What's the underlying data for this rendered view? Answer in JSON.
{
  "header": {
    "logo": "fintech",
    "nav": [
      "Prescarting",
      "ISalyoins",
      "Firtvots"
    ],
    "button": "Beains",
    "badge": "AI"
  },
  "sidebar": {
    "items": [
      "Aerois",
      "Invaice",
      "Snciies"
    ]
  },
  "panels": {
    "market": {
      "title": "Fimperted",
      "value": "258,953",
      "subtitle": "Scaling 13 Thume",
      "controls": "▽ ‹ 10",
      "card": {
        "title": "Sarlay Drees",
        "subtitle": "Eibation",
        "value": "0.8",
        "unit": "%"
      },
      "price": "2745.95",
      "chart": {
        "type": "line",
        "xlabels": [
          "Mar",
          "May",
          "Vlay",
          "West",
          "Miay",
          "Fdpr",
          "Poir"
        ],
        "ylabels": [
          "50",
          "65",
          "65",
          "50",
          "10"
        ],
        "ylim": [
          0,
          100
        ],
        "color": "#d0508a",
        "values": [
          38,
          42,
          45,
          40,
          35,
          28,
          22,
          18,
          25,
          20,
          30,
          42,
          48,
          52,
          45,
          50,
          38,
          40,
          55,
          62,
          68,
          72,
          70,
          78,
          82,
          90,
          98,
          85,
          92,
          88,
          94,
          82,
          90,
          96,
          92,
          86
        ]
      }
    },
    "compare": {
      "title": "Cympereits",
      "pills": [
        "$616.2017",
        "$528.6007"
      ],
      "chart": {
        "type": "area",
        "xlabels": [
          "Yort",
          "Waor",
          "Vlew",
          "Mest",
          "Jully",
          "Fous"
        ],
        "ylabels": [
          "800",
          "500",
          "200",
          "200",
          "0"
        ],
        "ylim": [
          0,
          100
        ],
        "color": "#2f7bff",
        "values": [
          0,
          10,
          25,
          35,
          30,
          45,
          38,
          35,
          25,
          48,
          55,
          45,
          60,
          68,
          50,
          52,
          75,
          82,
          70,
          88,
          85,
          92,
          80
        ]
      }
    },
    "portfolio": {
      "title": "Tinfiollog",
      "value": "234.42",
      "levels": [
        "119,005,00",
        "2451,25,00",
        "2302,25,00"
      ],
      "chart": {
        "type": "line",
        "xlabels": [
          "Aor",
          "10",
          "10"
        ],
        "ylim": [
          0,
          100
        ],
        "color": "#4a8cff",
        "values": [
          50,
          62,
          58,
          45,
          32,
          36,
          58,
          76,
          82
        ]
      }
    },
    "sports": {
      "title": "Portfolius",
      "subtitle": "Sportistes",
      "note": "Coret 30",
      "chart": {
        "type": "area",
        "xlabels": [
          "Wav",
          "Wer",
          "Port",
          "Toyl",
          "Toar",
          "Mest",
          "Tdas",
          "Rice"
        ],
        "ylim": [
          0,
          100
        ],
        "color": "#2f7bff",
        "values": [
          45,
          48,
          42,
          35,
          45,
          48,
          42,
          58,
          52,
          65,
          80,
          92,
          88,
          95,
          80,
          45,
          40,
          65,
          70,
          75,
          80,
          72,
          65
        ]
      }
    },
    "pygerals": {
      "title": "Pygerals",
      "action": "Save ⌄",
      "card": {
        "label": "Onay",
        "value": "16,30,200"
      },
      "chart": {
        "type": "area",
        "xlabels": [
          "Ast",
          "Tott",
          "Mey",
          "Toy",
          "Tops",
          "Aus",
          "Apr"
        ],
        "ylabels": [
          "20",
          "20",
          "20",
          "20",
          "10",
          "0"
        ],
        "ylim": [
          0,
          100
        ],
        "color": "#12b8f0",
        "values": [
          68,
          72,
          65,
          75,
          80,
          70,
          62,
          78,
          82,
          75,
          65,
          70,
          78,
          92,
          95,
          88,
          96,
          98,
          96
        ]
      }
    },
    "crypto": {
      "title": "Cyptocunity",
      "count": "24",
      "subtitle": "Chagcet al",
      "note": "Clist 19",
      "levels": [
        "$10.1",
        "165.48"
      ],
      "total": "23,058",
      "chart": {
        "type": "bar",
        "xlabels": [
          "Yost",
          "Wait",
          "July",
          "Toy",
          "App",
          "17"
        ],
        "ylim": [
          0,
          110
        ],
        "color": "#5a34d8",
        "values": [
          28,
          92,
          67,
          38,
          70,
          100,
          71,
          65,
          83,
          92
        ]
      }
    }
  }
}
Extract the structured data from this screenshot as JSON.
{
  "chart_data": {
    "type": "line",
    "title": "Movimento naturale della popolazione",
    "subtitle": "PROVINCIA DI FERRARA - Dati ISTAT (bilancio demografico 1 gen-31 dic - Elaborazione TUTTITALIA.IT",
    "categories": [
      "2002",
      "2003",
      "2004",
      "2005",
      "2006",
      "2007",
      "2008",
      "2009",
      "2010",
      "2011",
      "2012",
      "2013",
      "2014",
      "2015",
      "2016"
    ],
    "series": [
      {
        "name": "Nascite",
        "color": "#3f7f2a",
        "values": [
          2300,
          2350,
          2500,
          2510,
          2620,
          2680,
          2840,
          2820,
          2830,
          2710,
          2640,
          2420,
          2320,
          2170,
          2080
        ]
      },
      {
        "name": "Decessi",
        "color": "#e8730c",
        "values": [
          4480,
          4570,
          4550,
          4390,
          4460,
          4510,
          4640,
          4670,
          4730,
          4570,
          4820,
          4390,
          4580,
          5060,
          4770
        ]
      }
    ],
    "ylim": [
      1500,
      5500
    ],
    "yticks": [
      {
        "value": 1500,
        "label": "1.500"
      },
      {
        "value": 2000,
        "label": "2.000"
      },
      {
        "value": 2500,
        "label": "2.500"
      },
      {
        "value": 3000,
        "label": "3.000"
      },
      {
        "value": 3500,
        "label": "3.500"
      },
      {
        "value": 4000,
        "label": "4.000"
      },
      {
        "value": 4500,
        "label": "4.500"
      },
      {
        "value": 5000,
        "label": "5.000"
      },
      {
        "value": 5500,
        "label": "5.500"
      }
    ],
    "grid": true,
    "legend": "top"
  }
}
● ● ● ● ● ● ●
_Short problem:_ Give back the whole listing, word for word.

_Solution:_
What's the underlying data for this rendered view? Answer in JSON.
{
  "header": {
    "logo": "fintech",
    "nav": [
      "Prescarting",
      "ISalyoins",
      "Firtvots"
    ],
    "button": "Beains",
    "badge": "AI"
  },
  "sidebar": {
    "items": [
      "Aerois",
      "Invaice",
      "Snciies"
    ]
  },
  "panels": {
    "market": {
      "title": "Fimperted",
      "value": "258,953",
      "subtitle": "Scaling 13 Thume",
      "controls": "▽ ‹ 10",
      "card": {
        "title": "Sarlay Drees",
        "subtitle": "Eibation",
        "value": "0.8",
        "unit": "%"
      },
      "price": "2745.95",
      "chart": {
        "type": "line",
        "xlabels": [
          "Mar",
          "May",
          "Vlay",
          "West",
          "Miay",
          "Fdpr",
          "Poir"
        ],
        "ylabels": [
          "50",
          "65",
          "65",
          "50",
          "10"
        ],
        "ylim": [
          0,
          100
        ],
        "color": "#d0508a",
        "values": [
          38,
          42,
          45,
          40,
          35,
          28,
          22,
          18,
          25,
          20,
          30,
          42,
          48,
          52,
          45,
          50,
          38,
          40,
          55,
          62,
          68,
          72,
          70,
          78,
          82,
          90,
          98,
          85,
          92,
          88,
          94,
          82,
          90,
          96,
          92,
          86
        ]
      }
    },
    "compare": {
      "title": "Cympereits",
      "pills": [
        "$616.2017",
        "$528.6007"
      ],
      "chart": {
        "type": "area",
        "xlabels": [
          "Yort",
          "Waor",
          "Vlew",
          "Mest",
          "Jully",
          "Fous"
        ],
        "ylabels": [
          "800",
          "500",
          "200",
          "200",
          "0"
        ],
        "ylim": [
          0,
          100
        ],
        "color": "#2f7bff",
        "values": [
          0,
          10,
          25,
          35,
          30,
          45,
          38,
          35,
          25,
          48,
          55,
          45,
          60,
          68,
          50,
          52,
          75,
          82,
          70,
          88,
          85,
          92,
          80
        ]
      }
    },
    "portfolio": {
      "title": "Tinfiollog",
      "value": "234.42",
      "levels": [
        "119,005,00",
        "2451,25,00",
        "2302,25,00"
      ],
      "chart": {
        "type": "line",
        "xlabels": [
          "Aor",
          "10",
          "10"
        ],
        "ylim": [
          0,
          100
        ],
        "color": "#4a8cff",
        "values": [
          50,
          62,
          58,
          45,
          32,
          36,
          58,
          76,
          82
        ]
      }
    },
    "sports": {
      "title": "Portfolius",
      "subtitle": "Sportistes",
      "note": "Coret 30",
      "chart": {
        "type": "area",
        "xlabels": [
          "Wav",
          "Wer",
          "Port",
          "Toyl",
          "Toar",
          "Mest",
          "Tdas",
          "Rice"
        ],
        "ylim": [
          0,
          100
        ],
        "color": "#2f7bff",
        "values": [
          45,
          48,
          42,
          35,
          45,
          48,
          42,
          58,
          52,
          65,
          80,
          92,
          88,
          95,
          80,
          45,
          40,
          65,
          70,
          75,
          80,
          72,
          65
        ]
      }
    },
    "pygerals": {
      "title": "Pygerals",
      "action": "Save ⌄",
      "card": {
        "label": "Onay",
        "value": "16,30,200"
      },
      "chart": {
        "type": "area",
        "xlabels": [
          "Ast",
          "Tott",
          "Mey",
          "Toy",
          "Tops",
          "Aus",
          "Apr"
        ],
        "ylabels": [
          "20",
          "20",
          "20",
          "20",
          "10",
          "0"
        ],
        "ylim": [
          0,
          100
        ],
        "color": "#12b8f0",
        "values": [
          68,
          72,
          65,
          75,
          80,
          70,
          62,
          78,
          82,
          75,
          65,
          70,
          78,
          92,
          95,
          88,
          96,
          98,
          96
        ]
      }
    },
    "crypto": {
      "title": "Cyptocunity",
      "count": "24",
      "subtitle": "Chagcet al",
      "note": "Clist 19",
      "levels": [
        "$10.1",
        "165.48"
      ],
      "total": "23,058",
      "chart": {
        "type": "bar",
        "xlabels": [
          "Yost",
          "Wait",
          "July",
          "Toy",
          "App",
          "17"
        ],
        "ylim": [
          0,
          110
        ],
        "color": "#5a34d8",
        "values": [
          28,
          92,
          67,
          38,
          70,
          100,
          71,
          65,
          83,
          92
        ]
      }
    }
  }
}
Extract the structured data from this screenshot as JSON.
{
  "chart_data": {
    "type": "line",
    "title": "Movimento naturale della popolazione",
    "subtitle": "PROVINCIA DI FERRARA - Dati ISTAT (bilancio demografico 1 gen-31 dic - Elaborazione TUTTITALIA.IT",
    "categories": [
      "2002",
      "2003",
      "2004",
      "2005",
      "2006",
      "2007",
      "2008",
      "2009",
      "2010",
      "2011",
      "2012",
      "2013",
      "2014",
      "2015",
      "2016"
    ],
    "series": [
      {
        "name": "Nascite",
        "color": "#3f7f2a",
        "values": [
          2300,
          2350,
          2500,
          2510,
          2620,
          2680,
          2840,
          2820,
          2830,
          2710,
          2640,
          2420,
          2320,
          2170,
          2080
        ]
      },
      {
        "name": "Decessi",
        "color": "#e8730c",
        "values": [
          4480,
          4570,
          4550,
          4390,
          4460,
          4510,
          4640,
          4670,
          4730,
          4570,
          4820,
          4390,
          4580,
          5060,
          4770
        ]
      }
    ],
    "ylim": [
      1500,
      5500
    ],
    "yticks": [
      {
        "value": 1500,
        "label": "1.500"
      },
      {
        "value": 2000,
        "label": "2.000"
      },
      {
        "value": 2500,
        "label": "2.500"
      },
      {
        "value": 3000,
        "label": "3.000"
      },
      {
        "value": 3500,
        "label": "3.500"
      },
      {
        "value": 4000,
        "label": "4.000"
      },
      {
        "value": 4500,
        "label": "4.500"
      },
      {
        "value": 5000,
        "label": "5.000"
      },
      {
        "value": 5500,
        "label": "5.500"
      }
    ],
    "grid": true,
    "legend": "top"
  }
}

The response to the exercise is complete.